## Complete the following
(1) Answer these questions from the article on Oregon health insurers:
(a) How much did Moda borrow from affiliated companies in December?
(b) Which company was the only one of Oregon's big seven health carriers to post a profit in 2015?
(c) Which company is Health Net merging with?
(2) Copy word for word the stretch of the article on Oregon health insurers from "Elsewhere, PacificSource lost" through "largest hospital chains.".

It appears Moda has already come up with $43 million of that new cash.
In the financial statement it provided to the state on Tuesday, Moda disclosed that in December it borrowed another $43 million from affiliated companies. This is in addition to the $50 million it borrowed from its parent company in November and still another $50 million it borrowed from OHSU in November 2014.
Moda officials refused to comment for this story, as did Oregon Insurance
Commissioner Laura Cali.
Regence BlueCross Blueshield was the lone company among Oregon's big
seven health carriers to post a profit in 2015. The Portland company earned $25.8 million in the year despite what company President Angela Dowling called "challenging economic and regulatory shifts in our industry."
Elsewhere, PacificSource lost $10.2 million, Lifewise lost $35.7 million,
Health Net Plan lost $25.3 million and Kaiser lost $13.4 million.
A wave of consolidation is already underway in the health insurance business
and most expect it to gather steam in the face of similar financial struggles industrywide. Health Net is merging with St. Louis based Centene Corp. Springfield-based PacificSource in October entered into an alliance with Legacy Health, one of the state's largest hospital chains.

[Page segmentation data]
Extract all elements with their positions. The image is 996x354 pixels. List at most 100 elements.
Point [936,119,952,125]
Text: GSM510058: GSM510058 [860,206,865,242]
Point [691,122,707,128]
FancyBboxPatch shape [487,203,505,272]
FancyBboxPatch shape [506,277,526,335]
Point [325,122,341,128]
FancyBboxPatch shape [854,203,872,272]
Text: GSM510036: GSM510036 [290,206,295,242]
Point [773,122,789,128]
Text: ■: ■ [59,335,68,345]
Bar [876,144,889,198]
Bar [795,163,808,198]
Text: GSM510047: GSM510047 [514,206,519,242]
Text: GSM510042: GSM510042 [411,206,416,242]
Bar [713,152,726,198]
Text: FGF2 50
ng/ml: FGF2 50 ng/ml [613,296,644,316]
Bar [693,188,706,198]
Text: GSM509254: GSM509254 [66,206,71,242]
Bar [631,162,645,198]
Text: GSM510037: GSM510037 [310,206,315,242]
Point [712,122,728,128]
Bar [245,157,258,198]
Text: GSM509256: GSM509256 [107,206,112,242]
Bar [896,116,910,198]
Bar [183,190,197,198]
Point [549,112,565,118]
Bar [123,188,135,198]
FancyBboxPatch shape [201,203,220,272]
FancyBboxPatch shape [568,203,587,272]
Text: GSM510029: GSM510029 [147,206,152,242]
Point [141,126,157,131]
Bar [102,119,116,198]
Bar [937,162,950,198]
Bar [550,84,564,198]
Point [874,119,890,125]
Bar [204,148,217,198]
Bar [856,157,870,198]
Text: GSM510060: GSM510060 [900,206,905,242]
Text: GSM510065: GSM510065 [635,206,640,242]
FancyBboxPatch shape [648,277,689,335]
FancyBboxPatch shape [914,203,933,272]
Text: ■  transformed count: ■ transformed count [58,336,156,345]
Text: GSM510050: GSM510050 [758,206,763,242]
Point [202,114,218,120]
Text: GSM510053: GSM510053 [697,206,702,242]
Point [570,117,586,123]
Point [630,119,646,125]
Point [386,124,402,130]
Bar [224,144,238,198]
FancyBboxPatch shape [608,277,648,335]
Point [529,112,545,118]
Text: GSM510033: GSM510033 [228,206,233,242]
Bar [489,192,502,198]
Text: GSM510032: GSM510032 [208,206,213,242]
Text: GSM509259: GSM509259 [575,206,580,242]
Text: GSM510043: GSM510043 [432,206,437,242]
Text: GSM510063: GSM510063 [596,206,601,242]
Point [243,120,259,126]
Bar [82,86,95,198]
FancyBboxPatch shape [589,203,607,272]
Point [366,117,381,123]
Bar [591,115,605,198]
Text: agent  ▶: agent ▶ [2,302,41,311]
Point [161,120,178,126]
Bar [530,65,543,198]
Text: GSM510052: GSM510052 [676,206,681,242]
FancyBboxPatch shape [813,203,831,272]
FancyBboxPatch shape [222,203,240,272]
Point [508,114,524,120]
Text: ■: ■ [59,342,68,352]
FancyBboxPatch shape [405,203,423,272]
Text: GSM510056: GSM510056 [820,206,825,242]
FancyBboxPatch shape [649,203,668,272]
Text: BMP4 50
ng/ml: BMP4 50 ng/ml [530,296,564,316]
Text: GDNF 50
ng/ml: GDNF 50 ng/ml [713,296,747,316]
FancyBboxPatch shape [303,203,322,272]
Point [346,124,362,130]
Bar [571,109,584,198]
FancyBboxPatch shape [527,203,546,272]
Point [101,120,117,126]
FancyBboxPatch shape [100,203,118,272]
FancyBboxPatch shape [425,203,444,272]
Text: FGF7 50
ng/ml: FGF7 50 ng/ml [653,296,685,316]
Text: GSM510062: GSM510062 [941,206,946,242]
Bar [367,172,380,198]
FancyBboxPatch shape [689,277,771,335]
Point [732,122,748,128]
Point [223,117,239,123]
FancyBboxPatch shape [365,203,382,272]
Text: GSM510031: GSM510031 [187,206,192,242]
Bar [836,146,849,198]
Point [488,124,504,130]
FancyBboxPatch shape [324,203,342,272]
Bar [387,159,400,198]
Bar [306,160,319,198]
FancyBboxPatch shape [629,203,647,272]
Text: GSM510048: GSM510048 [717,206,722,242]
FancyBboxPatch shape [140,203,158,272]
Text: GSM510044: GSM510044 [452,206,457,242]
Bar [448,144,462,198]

## Answers to the tasks
(1)
(a) $43 million
(b) Regence BlueCross Blueshield
(c) St. Louis based Centene Corp.

(2)
Elsewhere, PacificSource lost $10.2 million, Lifewise lost $35.7 million,
Health Net Plan lost $25.3 million and Kaiser lost $13.4 million.
A wave of consolidation is already underway in the health insurance business
and most expect it to gather steam in the face of similar financial struggles industrywide. Health Net is merging with St. Louis based Centene Corp. Springfield-based PacificSource in October entered into an alliance with Legacy Health, one of the state's largest hospital chains.